■ Exercise goal:
Spot each line in the records below where the word "title" occurs, then copy it.

>> BEGIN Data for this task

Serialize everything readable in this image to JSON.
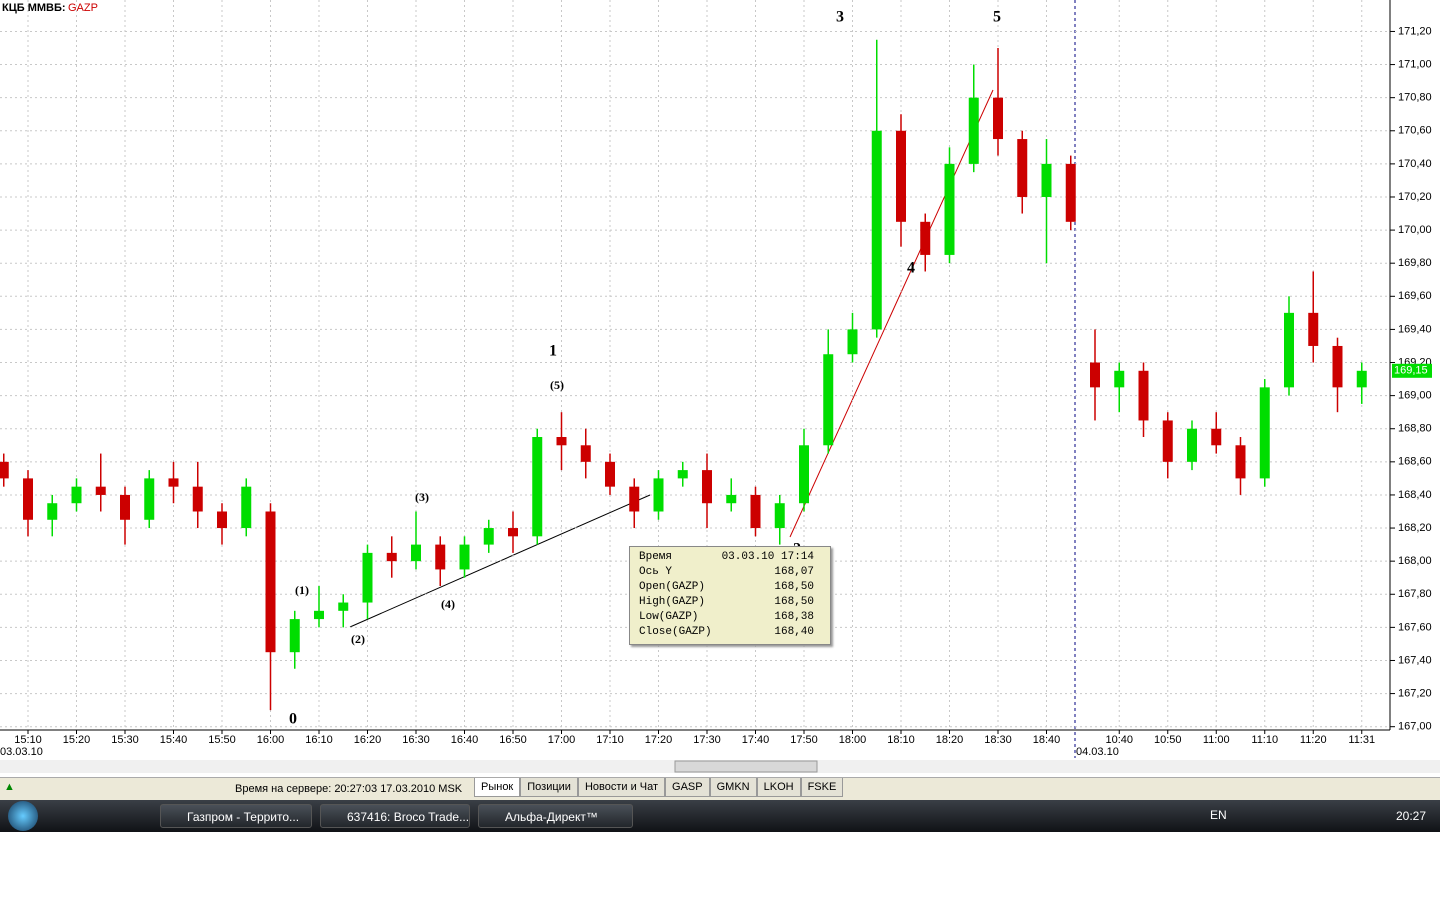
{
  "header": {
    "exchange": "КЦБ ММВБ:",
    "ticker": "GAZP"
  },
  "chart_data": {
    "type": "candlestick",
    "categories": [
      null,
      "15:10",
      null,
      "15:20",
      null,
      "15:30",
      null,
      "15:40",
      null,
      "15:50",
      null,
      "16:00",
      null,
      "16:10",
      null,
      "16:20",
      null,
      "16:30",
      null,
      "16:40",
      null,
      "16:50",
      null,
      "17:00",
      null,
      "17:10",
      null,
      "17:20",
      null,
      "17:30",
      null,
      "17:40",
      null,
      "17:50",
      null,
      "18:00",
      null,
      "18:10",
      null,
      "18:20",
      null,
      "18:30",
      null,
      "18:40",
      null,
      null,
      "10:40",
      null,
      "10:50",
      null,
      "11:00",
      null,
      "11:10",
      null,
      "11:20",
      null,
      "11:31"
    ],
    "open": [
      168.6,
      168.5,
      168.25,
      168.35,
      168.45,
      168.4,
      168.25,
      168.5,
      168.45,
      168.3,
      168.2,
      168.3,
      167.45,
      167.65,
      167.7,
      167.75,
      168.05,
      168.0,
      168.1,
      167.95,
      168.1,
      168.2,
      168.15,
      168.75,
      168.7,
      168.6,
      168.45,
      168.3,
      168.5,
      168.55,
      168.35,
      168.4,
      168.2,
      168.35,
      168.7,
      169.25,
      169.4,
      170.6,
      170.05,
      169.85,
      170.4,
      170.8,
      170.55,
      170.2,
      170.4,
      169.2,
      169.05,
      169.15,
      168.85,
      168.6,
      168.8,
      168.7,
      168.5,
      169.05,
      169.5,
      169.3,
      169.05
    ],
    "high": [
      168.65,
      168.55,
      168.4,
      168.5,
      168.65,
      168.45,
      168.55,
      168.6,
      168.6,
      168.35,
      168.5,
      168.35,
      167.7,
      167.85,
      167.8,
      168.1,
      168.15,
      168.3,
      168.15,
      168.15,
      168.25,
      168.3,
      168.8,
      168.9,
      168.8,
      168.65,
      168.5,
      168.55,
      168.6,
      168.65,
      168.5,
      168.45,
      168.4,
      168.8,
      169.4,
      169.5,
      171.15,
      170.7,
      170.1,
      170.5,
      171.0,
      171.1,
      170.6,
      170.55,
      170.45,
      169.4,
      169.2,
      169.2,
      168.9,
      168.85,
      168.9,
      168.75,
      169.1,
      169.6,
      169.75,
      169.35,
      169.2
    ],
    "low": [
      168.45,
      168.15,
      168.15,
      168.3,
      168.3,
      168.1,
      168.2,
      168.35,
      168.2,
      168.1,
      168.15,
      167.1,
      167.35,
      167.6,
      167.6,
      167.65,
      167.9,
      167.95,
      167.85,
      167.9,
      168.05,
      168.05,
      168.1,
      168.55,
      168.5,
      168.4,
      168.2,
      168.25,
      168.45,
      168.2,
      168.3,
      168.15,
      168.1,
      168.3,
      168.65,
      169.2,
      169.35,
      169.9,
      169.75,
      169.8,
      170.35,
      170.45,
      170.1,
      169.8,
      170.0,
      168.85,
      168.9,
      168.75,
      168.5,
      168.55,
      168.65,
      168.4,
      168.45,
      169.0,
      169.2,
      168.9,
      168.95
    ],
    "close": [
      168.5,
      168.25,
      168.35,
      168.45,
      168.4,
      168.25,
      168.5,
      168.45,
      168.3,
      168.2,
      168.45,
      167.45,
      167.65,
      167.7,
      167.75,
      168.05,
      168.0,
      168.1,
      167.95,
      168.1,
      168.2,
      168.15,
      168.75,
      168.7,
      168.6,
      168.45,
      168.3,
      168.5,
      168.55,
      168.35,
      168.4,
      168.2,
      168.35,
      168.7,
      169.25,
      169.4,
      170.6,
      170.05,
      169.85,
      170.4,
      170.8,
      170.55,
      170.2,
      170.4,
      170.05,
      169.05,
      169.15,
      168.85,
      168.6,
      168.8,
      168.7,
      168.5,
      169.05,
      169.5,
      169.3,
      169.05,
      169.15
    ],
    "up_color": "#00dd00",
    "down_color": "#cc0000",
    "ylim": [
      166.98,
      171.39
    ],
    "yticks": [
      {
        "value": 167.0,
        "label": "167,00"
      },
      {
        "value": 167.2,
        "label": "167,20"
      },
      {
        "value": 167.4,
        "label": "167,40"
      },
      {
        "value": 167.6,
        "label": "167,60"
      },
      {
        "value": 167.8,
        "label": "167,80"
      },
      {
        "value": 168.0,
        "label": "168,00"
      },
      {
        "value": 168.2,
        "label": "168,20"
      },
      {
        "value": 168.4,
        "label": "168,40"
      },
      {
        "value": 168.6,
        "label": "168,60"
      },
      {
        "value": 168.8,
        "label": "168,80"
      },
      {
        "value": 169.0,
        "label": "169,00"
      },
      {
        "value": 169.2,
        "label": "169,20"
      },
      {
        "value": 169.4,
        "label": "169,40"
      },
      {
        "value": 169.6,
        "label": "169,60"
      },
      {
        "value": 169.8,
        "label": "169,80"
      },
      {
        "value": 170.0,
        "label": "170,00"
      },
      {
        "value": 170.2,
        "label": "170,20"
      },
      {
        "value": 170.4,
        "label": "170,40"
      },
      {
        "value": 170.6,
        "label": "170,60"
      },
      {
        "value": 170.8,
        "label": "170,80"
      },
      {
        "value": 171.0,
        "label": "171,00"
      },
      {
        "value": 171.2,
        "label": "171,20"
      }
    ],
    "grid": true,
    "dates": [
      "03.03.10",
      "04.03.10"
    ],
    "annotations": [
      "0",
      "1",
      "2",
      "3",
      "4",
      "5",
      "(1)",
      "(2)",
      "(3)",
      "(4)",
      "(5)"
    ],
    "last_price": {
      "value": 169.15,
      "label": "169,15"
    }
  },
  "tooltip": {
    "rows": [
      [
        "Время",
        "03.03.10 17:14"
      ],
      [
        "Ось Y",
        "168,07"
      ],
      [
        "Open(GAZP)",
        "168,50"
      ],
      [
        "High(GAZP)",
        "168,50"
      ],
      [
        "Low(GAZP)",
        "168,38"
      ],
      [
        "Close(GAZP)",
        "168,40"
      ]
    ]
  },
  "status_bar": {
    "server_time": "Время на сервере: 20:27:03 17.03.2010 MSK",
    "tabs": [
      "Рынок",
      "Позиции",
      "Новости и Чат",
      "GASP",
      "GMKN",
      "LKOH",
      "FSKE"
    ]
  },
  "taskbar": {
    "windows": [
      "Газпром - Террито...",
      "637416: Broco Trade...",
      "Альфа-Директ™"
    ],
    "language": "EN",
    "clock": "20:27"
  }
}
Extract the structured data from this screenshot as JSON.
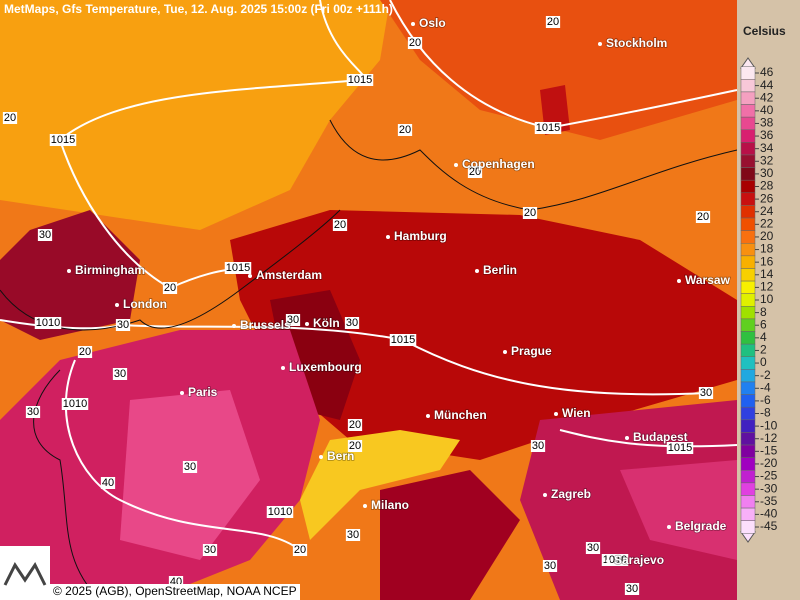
{
  "header": {
    "title": "MetMaps, Gfs Temperature, Tue, 12. Aug. 2025 15:00z (Fri 00z +111h)"
  },
  "footer": {
    "credit": "© 2025 (AGB), OpenStreetMap, NOAA NCEP"
  },
  "cities": [
    "Oslo",
    "Stockholm",
    "Copenhagen",
    "Hamburg",
    "Birmingham",
    "Amsterdam",
    "Berlin",
    "Warsaw",
    "London",
    "Brussels",
    "Köln",
    "Prague",
    "Luxembourg",
    "Paris",
    "München",
    "Wien",
    "Budapest",
    "Bern",
    "Zagreb",
    "Milano",
    "Belgrade",
    "Sarajevo"
  ],
  "contour_labels": [
    20,
    20,
    1015,
    20,
    1015,
    20,
    1015,
    20,
    20,
    20,
    20,
    30,
    1015,
    20,
    1010,
    30,
    30,
    30,
    1015,
    20,
    30,
    30,
    1010,
    30,
    20,
    20,
    30,
    1015,
    40,
    30,
    1010,
    30,
    20,
    30,
    30,
    1010,
    30,
    30,
    40
  ],
  "legend": {
    "title": "Celsius",
    "ticks": [
      46,
      44,
      42,
      40,
      38,
      36,
      34,
      32,
      30,
      28,
      26,
      24,
      22,
      20,
      18,
      16,
      14,
      12,
      10,
      8,
      6,
      4,
      2,
      0,
      -2,
      -4,
      -6,
      -8,
      -10,
      -12,
      -15,
      -20,
      -25,
      -30,
      -35,
      -40,
      -45
    ],
    "colors": [
      "#fce8f0",
      "#f8c8d8",
      "#f4a0c0",
      "#f070a8",
      "#e84890",
      "#d82070",
      "#b81048",
      "#981030",
      "#800818",
      "#a80000",
      "#c81010",
      "#e03000",
      "#f05000",
      "#f87010",
      "#f89010",
      "#f8b000",
      "#f8d000",
      "#f8f000",
      "#e0f000",
      "#a0e000",
      "#60d020",
      "#30c040",
      "#20c080",
      "#20c0c0",
      "#20a8e0",
      "#2080f0",
      "#2060f0",
      "#3040e0",
      "#4020c0",
      "#6010a0",
      "#8000a0",
      "#a000c0",
      "#c020d0",
      "#e040e0",
      "#f080f0",
      "#f8b0f8",
      "#fce0fc"
    ]
  }
}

>> END Data for this task

■ Task result:
    "title": "MetMaps, Gfs Temperature, Tue, 12. Aug. 2025 15:00z (Fri 00z +111h)"
    "title": "Celsius",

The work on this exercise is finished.